▶ **Exercise prompt**
Can you give all the records again without altering a single character?

▶ **Exercise data**
-- begin --

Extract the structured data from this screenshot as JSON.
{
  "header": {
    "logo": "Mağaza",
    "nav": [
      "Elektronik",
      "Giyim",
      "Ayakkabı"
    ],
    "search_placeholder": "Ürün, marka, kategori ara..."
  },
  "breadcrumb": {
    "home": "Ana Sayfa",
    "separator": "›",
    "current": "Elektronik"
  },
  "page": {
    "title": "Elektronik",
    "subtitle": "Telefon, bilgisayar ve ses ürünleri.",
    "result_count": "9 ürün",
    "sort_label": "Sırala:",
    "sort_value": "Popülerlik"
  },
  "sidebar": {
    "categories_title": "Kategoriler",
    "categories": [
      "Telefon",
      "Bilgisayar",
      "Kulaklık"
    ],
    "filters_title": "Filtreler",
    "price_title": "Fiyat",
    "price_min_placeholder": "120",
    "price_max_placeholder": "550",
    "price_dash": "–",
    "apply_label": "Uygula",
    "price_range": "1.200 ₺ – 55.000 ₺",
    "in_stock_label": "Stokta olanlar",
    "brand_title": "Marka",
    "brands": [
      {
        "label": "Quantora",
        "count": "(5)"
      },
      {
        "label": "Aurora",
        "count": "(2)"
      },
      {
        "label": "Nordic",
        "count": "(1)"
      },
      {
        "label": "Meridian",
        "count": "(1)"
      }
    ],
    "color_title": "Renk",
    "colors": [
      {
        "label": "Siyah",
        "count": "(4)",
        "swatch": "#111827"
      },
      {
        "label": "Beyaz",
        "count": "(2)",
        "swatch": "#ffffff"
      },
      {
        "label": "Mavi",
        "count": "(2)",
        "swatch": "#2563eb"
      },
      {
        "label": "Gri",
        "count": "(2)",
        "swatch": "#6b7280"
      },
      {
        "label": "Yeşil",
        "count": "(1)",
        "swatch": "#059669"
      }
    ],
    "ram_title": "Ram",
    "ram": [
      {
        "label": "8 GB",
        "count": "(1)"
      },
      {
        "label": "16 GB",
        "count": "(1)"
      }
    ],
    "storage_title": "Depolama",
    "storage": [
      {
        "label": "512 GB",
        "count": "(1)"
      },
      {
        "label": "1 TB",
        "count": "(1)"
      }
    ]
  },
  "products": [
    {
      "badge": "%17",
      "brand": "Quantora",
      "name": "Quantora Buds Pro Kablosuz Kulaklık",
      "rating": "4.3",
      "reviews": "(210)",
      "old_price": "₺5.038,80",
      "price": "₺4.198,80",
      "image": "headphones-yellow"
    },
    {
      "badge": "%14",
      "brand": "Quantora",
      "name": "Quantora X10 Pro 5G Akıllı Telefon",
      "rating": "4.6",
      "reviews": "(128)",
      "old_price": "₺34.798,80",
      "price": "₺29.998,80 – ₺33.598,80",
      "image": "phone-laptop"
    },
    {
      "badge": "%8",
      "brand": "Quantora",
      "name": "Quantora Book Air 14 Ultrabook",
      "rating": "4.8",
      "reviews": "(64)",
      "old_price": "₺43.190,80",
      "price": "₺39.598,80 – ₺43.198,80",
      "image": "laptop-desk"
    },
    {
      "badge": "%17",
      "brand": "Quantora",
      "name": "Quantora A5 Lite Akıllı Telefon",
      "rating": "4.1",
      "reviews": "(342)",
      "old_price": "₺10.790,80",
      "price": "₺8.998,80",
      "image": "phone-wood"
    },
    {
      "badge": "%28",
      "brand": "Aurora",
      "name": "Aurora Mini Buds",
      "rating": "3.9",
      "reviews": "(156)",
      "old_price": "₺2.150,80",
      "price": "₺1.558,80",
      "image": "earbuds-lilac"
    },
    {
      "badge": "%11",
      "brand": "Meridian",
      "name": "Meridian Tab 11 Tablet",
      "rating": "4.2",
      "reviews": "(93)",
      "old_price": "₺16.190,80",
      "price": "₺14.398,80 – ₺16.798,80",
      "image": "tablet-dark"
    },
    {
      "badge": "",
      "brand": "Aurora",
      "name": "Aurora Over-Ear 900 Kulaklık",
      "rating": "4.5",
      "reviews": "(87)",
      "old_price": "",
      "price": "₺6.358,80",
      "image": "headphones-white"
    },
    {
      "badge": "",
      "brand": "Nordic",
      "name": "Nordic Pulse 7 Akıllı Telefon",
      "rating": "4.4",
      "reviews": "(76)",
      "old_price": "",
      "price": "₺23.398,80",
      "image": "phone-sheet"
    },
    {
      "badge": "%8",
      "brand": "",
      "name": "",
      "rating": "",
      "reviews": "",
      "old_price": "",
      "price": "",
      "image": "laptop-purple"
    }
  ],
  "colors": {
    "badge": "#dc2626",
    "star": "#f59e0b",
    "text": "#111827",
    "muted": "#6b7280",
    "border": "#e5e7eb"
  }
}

-- end --

▶ **Final result**
Extract the structured data from this screenshot as JSON.
{
  "header": {
    "logo": "Mağaza",
    "nav": [
      "Elektronik",
      "Giyim",
      "Ayakkabı"
    ],
    "search_placeholder": "Ürün, marka, kategori ara..."
  },
  "breadcrumb": {
    "home": "Ana Sayfa",
    "separator": "›",
    "current": "Elektronik"
  },
  "page": {
    "title": "Elektronik",
    "subtitle": "Telefon, bilgisayar ve ses ürünleri.",
    "result_count": "9 ürün",
    "sort_label": "Sırala:",
    "sort_value": "Popülerlik"
  },
  "sidebar": {
    "categories_title": "Kategoriler",
    "categories": [
      "Telefon",
      "Bilgisayar",
      "Kulaklık"
    ],
    "filters_title": "Filtreler",
    "price_title": "Fiyat",
    "price_min_placeholder": "120",
    "price_max_placeholder": "550",
    "price_dash": "–",
    "apply_label": "Uygula",
    "price_range": "1.200 ₺ – 55.000 ₺",
    "in_stock_label": "Stokta olanlar",
    "brand_title": "Marka",
    "brands": [
      {
        "label": "Quantora",
        "count": "(5)"
      },
      {
        "label": "Aurora",
        "count": "(2)"
      },
      {
        "label": "Nordic",
        "count": "(1)"
      },
      {
        "label": "Meridian",
        "count": "(1)"
      }
    ],
    "color_title": "Renk",
    "colors": [
      {
        "label": "Siyah",
        "count": "(4)",
        "swatch": "#111827"
      },
      {
        "label": "Beyaz",
        "count": "(2)",
        "swatch": "#ffffff"
      },
      {
        "label": "Mavi",
        "count": "(2)",
        "swatch": "#2563eb"
      },
      {
        "label": "Gri",
        "count": "(2)",
        "swatch": "#6b7280"
      },
      {
        "label": "Yeşil",
        "count": "(1)",
        "swatch": "#059669"
      }
    ],
    "ram_title": "Ram",
    "ram": [
      {
        "label": "8 GB",
        "count": "(1)"
      },
      {
        "label": "16 GB",
        "count": "(1)"
      }
    ],
    "storage_title": "Depolama",
    "storage": [
      {
        "label": "512 GB",
        "count": "(1)"
      },
      {
        "label": "1 TB",
        "count": "(1)"
      }
    ]
  },
  "products": [
    {
      "badge": "%17",
      "brand": "Quantora",
      "name": "Quantora Buds Pro Kablosuz Kulaklık",
      "rating": "4.3",
      "reviews": "(210)",
      "old_price": "₺5.038,80",
      "price": "₺4.198,80",
      "image": "headphones-yellow"
    },
    {
      "badge": "%14",
      "brand": "Quantora",
      "name": "Quantora X10 Pro 5G Akıllı Telefon",
      "rating": "4.6",
      "reviews": "(128)",
      "old_price": "₺34.798,80",
      "price": "₺29.998,80 – ₺33.598,80",
      "image": "phone-laptop"
    },
    {
      "badge": "%8",
      "brand": "Quantora",
      "name": "Quantora Book Air 14 Ultrabook",
      "rating": "4.8",
      "reviews": "(64)",
      "old_price": "₺43.190,80",
      "price": "₺39.598,80 – ₺43.198,80",
      "image": "laptop-desk"
    },
    {
      "badge": "%17",
      "brand": "Quantora",
      "name": "Quantora A5 Lite Akıllı Telefon",
      "rating": "4.1",
      "reviews": "(342)",
      "old_price": "₺10.790,80",
      "price": "₺8.998,80",
      "image": "phone-wood"
    },
    {
      "badge": "%28",
      "brand": "Aurora",
      "name": "Aurora Mini Buds",
      "rating": "3.9",
      "reviews": "(156)",
      "old_price": "₺2.150,80",
      "price": "₺1.558,80",
      "image": "earbuds-lilac"
    },
    {
      "badge": "%11",
      "brand": "Meridian",
      "name": "Meridian Tab 11 Tablet",
      "rating": "4.2",
      "reviews": "(93)",
      "old_price": "₺16.190,80",
      "price": "₺14.398,80 – ₺16.798,80",
      "image": "tablet-dark"
    },
    {
      "badge": "",
      "brand": "Aurora",
      "name": "Aurora Over-Ear 900 Kulaklık",
      "rating": "4.5",
      "reviews": "(87)",
      "old_price": "",
      "price": "₺6.358,80",
      "image": "headphones-white"
    },
    {
      "badge": "",
      "brand": "Nordic",
      "name": "Nordic Pulse 7 Akıllı Telefon",
      "rating": "4.4",
      "reviews": "(76)",
      "old_price": "",
      "price": "₺23.398,80",
      "image": "phone-sheet"
    },
    {
      "badge": "%8",
      "brand": "",
      "name": "",
      "rating": "",
      "reviews": "",
      "old_price": "",
      "price": "",
      "image": "laptop-purple"
    }
  ],
  "colors": {
    "badge": "#dc2626",
    "star": "#f59e0b",
    "text": "#111827",
    "muted": "#6b7280",
    "border": "#e5e7eb"
  }
}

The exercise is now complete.